## The request
Copy out every line of the data exactly.

## Information provided
******************************

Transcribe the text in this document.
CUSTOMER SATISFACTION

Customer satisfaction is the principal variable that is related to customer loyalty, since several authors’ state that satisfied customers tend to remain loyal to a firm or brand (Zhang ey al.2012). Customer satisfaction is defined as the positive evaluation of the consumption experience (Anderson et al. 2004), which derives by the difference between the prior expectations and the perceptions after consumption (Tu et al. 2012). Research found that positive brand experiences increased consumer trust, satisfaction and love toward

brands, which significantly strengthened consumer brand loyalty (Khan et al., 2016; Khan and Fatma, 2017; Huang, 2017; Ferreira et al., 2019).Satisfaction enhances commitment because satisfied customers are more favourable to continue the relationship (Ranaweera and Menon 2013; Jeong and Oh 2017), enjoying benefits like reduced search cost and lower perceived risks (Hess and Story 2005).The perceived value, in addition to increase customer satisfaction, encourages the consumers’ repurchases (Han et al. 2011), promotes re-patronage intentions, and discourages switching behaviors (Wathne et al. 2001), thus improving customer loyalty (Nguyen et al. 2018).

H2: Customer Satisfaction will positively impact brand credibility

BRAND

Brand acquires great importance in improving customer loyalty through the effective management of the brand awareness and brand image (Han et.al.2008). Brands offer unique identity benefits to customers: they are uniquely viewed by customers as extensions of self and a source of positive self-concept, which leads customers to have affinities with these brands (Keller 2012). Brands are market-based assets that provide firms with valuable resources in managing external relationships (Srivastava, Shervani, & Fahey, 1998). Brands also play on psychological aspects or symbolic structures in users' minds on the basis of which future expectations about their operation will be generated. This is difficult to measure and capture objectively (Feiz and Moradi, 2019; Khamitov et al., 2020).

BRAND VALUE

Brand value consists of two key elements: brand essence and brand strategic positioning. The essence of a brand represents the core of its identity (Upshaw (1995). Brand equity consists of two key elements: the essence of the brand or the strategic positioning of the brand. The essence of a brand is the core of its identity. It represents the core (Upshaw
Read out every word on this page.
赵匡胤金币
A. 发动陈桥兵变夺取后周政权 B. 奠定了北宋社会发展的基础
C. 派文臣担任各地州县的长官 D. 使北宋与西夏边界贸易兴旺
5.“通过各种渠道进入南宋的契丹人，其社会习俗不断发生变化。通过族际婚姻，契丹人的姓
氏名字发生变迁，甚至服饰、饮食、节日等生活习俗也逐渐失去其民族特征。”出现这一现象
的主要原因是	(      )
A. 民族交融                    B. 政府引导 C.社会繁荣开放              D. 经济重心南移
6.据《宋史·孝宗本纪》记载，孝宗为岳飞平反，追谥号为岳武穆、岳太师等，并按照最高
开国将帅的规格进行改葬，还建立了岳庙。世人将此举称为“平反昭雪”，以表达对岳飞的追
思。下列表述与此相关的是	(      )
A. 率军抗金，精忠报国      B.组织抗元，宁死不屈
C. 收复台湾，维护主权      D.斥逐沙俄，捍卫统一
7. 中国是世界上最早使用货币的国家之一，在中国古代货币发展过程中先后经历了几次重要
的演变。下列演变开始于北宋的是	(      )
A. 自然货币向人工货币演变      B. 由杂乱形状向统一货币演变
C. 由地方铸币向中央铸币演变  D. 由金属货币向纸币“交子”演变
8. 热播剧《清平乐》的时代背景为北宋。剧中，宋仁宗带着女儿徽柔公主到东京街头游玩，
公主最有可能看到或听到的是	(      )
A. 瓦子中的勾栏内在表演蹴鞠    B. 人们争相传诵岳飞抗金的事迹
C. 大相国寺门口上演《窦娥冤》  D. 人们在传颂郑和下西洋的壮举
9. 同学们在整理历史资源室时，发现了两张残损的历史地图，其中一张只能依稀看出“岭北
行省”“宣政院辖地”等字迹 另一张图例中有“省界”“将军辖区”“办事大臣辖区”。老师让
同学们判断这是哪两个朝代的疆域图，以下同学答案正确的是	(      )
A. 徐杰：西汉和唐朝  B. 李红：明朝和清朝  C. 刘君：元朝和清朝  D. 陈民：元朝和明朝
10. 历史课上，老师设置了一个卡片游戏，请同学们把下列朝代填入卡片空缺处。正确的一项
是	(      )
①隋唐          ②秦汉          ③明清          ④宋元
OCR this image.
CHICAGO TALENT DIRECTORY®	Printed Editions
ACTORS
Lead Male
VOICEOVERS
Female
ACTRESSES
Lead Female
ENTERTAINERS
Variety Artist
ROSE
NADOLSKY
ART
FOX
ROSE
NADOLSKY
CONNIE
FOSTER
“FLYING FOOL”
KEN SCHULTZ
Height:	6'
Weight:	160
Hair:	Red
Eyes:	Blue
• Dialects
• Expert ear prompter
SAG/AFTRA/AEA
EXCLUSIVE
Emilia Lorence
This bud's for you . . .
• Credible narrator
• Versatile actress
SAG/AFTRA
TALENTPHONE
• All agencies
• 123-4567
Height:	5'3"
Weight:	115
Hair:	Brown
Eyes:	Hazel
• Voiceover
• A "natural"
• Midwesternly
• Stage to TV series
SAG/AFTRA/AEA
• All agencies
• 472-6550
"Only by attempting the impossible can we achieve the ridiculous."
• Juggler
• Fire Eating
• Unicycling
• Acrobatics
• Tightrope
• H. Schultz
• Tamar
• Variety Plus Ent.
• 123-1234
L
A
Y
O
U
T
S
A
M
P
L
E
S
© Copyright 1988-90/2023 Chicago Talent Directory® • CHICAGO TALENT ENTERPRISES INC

******************************

## Solution for this problem
Transcribe the text in this document.
CUSTOMER SATISFACTION

Customer satisfaction is the principal variable that is related to customer loyalty, since several authors’ state that satisfied customers tend to remain loyal to a firm or brand (Zhang ey al.2012). Customer satisfaction is defined as the positive evaluation of the consumption experience (Anderson et al. 2004), which derives by the difference between the prior expectations and the perceptions after consumption (Tu et al. 2012). Research found that positive brand experiences increased consumer trust, satisfaction and love toward

brands, which significantly strengthened consumer brand loyalty (Khan et al., 2016; Khan and Fatma, 2017; Huang, 2017; Ferreira et al., 2019).Satisfaction enhances commitment because satisfied customers are more favourable to continue the relationship (Ranaweera and Menon 2013; Jeong and Oh 2017), enjoying benefits like reduced search cost and lower perceived risks (Hess and Story 2005).The perceived value, in addition to increase customer satisfaction, encourages the consumers’ repurchases (Han et al. 2011), promotes re-patronage intentions, and discourages switching behaviors (Wathne et al. 2001), thus improving customer loyalty (Nguyen et al. 2018).

H2: Customer Satisfaction will positively impact brand credibility

BRAND

Brand acquires great importance in improving customer loyalty through the effective management of the brand awareness and brand image (Han et.al.2008). Brands offer unique identity benefits to customers: they are uniquely viewed by customers as extensions of self and a source of positive self-concept, which leads customers to have affinities with these brands (Keller 2012). Brands are market-based assets that provide firms with valuable resources in managing external relationships (Srivastava, Shervani, & Fahey, 1998). Brands also play on psychological aspects or symbolic structures in users' minds on the basis of which future expectations about their operation will be generated. This is difficult to measure and capture objectively (Feiz and Moradi, 2019; Khamitov et al., 2020).

BRAND VALUE

Brand value consists of two key elements: brand essence and brand strategic positioning. The essence of a brand represents the core of its identity (Upshaw (1995). Brand equity consists of two key elements: the essence of the brand or the strategic positioning of the brand. The essence of a brand is the core of its identity. It represents the core (Upshaw
Read out every word on this page.
赵匡胤金币
A. 发动陈桥兵变夺取后周政权 B. 奠定了北宋社会发展的基础
C. 派文臣担任各地州县的长官 D. 使北宋与西夏边界贸易兴旺
5.“通过各种渠道进入南宋的契丹人，其社会习俗不断发生变化。通过族际婚姻，契丹人的姓
氏名字发生变迁，甚至服饰、饮食、节日等生活习俗也逐渐失去其民族特征。”出现这一现象
的主要原因是	(      )
A. 民族交融                    B. 政府引导 C.社会繁荣开放              D. 经济重心南移
6.据《宋史·孝宗本纪》记载，孝宗为岳飞平反，追谥号为岳武穆、岳太师等，并按照最高
开国将帅的规格进行改葬，还建立了岳庙。世人将此举称为“平反昭雪”，以表达对岳飞的追
思。下列表述与此相关的是	(      )
A. 率军抗金，精忠报国      B.组织抗元，宁死不屈
C. 收复台湾，维护主权      D.斥逐沙俄，捍卫统一
7. 中国是世界上最早使用货币的国家之一，在中国古代货币发展过程中先后经历了几次重要
的演变。下列演变开始于北宋的是	(      )
A. 自然货币向人工货币演变      B. 由杂乱形状向统一货币演变
C. 由地方铸币向中央铸币演变  D. 由金属货币向纸币“交子”演变
8. 热播剧《清平乐》的时代背景为北宋。剧中，宋仁宗带着女儿徽柔公主到东京街头游玩，
公主最有可能看到或听到的是	(      )
A. 瓦子中的勾栏内在表演蹴鞠    B. 人们争相传诵岳飞抗金的事迹
C. 大相国寺门口上演《窦娥冤》  D. 人们在传颂郑和下西洋的壮举
9. 同学们在整理历史资源室时，发现了两张残损的历史地图，其中一张只能依稀看出“岭北
行省”“宣政院辖地”等字迹 另一张图例中有“省界”“将军辖区”“办事大臣辖区”。老师让
同学们判断这是哪两个朝代的疆域图，以下同学答案正确的是	(      )
A. 徐杰：西汉和唐朝  B. 李红：明朝和清朝  C. 刘君：元朝和清朝  D. 陈民：元朝和明朝
10. 历史课上，老师设置了一个卡片游戏，请同学们把下列朝代填入卡片空缺处。正确的一项
是	(      )
①隋唐          ②秦汉          ③明清          ④宋元
OCR this image.
CHICAGO TALENT DIRECTORY®	Printed Editions
ACTORS
Lead Male
VOICEOVERS
Female
ACTRESSES
Lead Female
ENTERTAINERS
Variety Artist
ROSE
NADOLSKY
ART
FOX
ROSE
NADOLSKY
CONNIE
FOSTER
“FLYING FOOL”
KEN SCHULTZ
Height:	6'
Weight:	160
Hair:	Red
Eyes:	Blue
• Dialects
• Expert ear prompter
SAG/AFTRA/AEA
EXCLUSIVE
Emilia Lorence
This bud's for you . . .
• Credible narrator
• Versatile actress
SAG/AFTRA
TALENTPHONE
• All agencies
• 123-4567
Height:	5'3"
Weight:	115
Hair:	Brown
Eyes:	Hazel
• Voiceover
• A "natural"
• Midwesternly
• Stage to TV series
SAG/AFTRA/AEA
• All agencies
• 472-6550
"Only by attempting the impossible can we achieve the ridiculous."
• Juggler
• Fire Eating
• Unicycling
• Acrobatics
• Tightrope
• H. Schultz
• Tamar
• Variety Plus Ent.
• 123-1234
L
A
Y
O
U
T
S
A
M
P
L
E
S
© Copyright 1988-90/2023 Chicago Talent Directory® • CHICAGO TALENT ENTERPRISES INC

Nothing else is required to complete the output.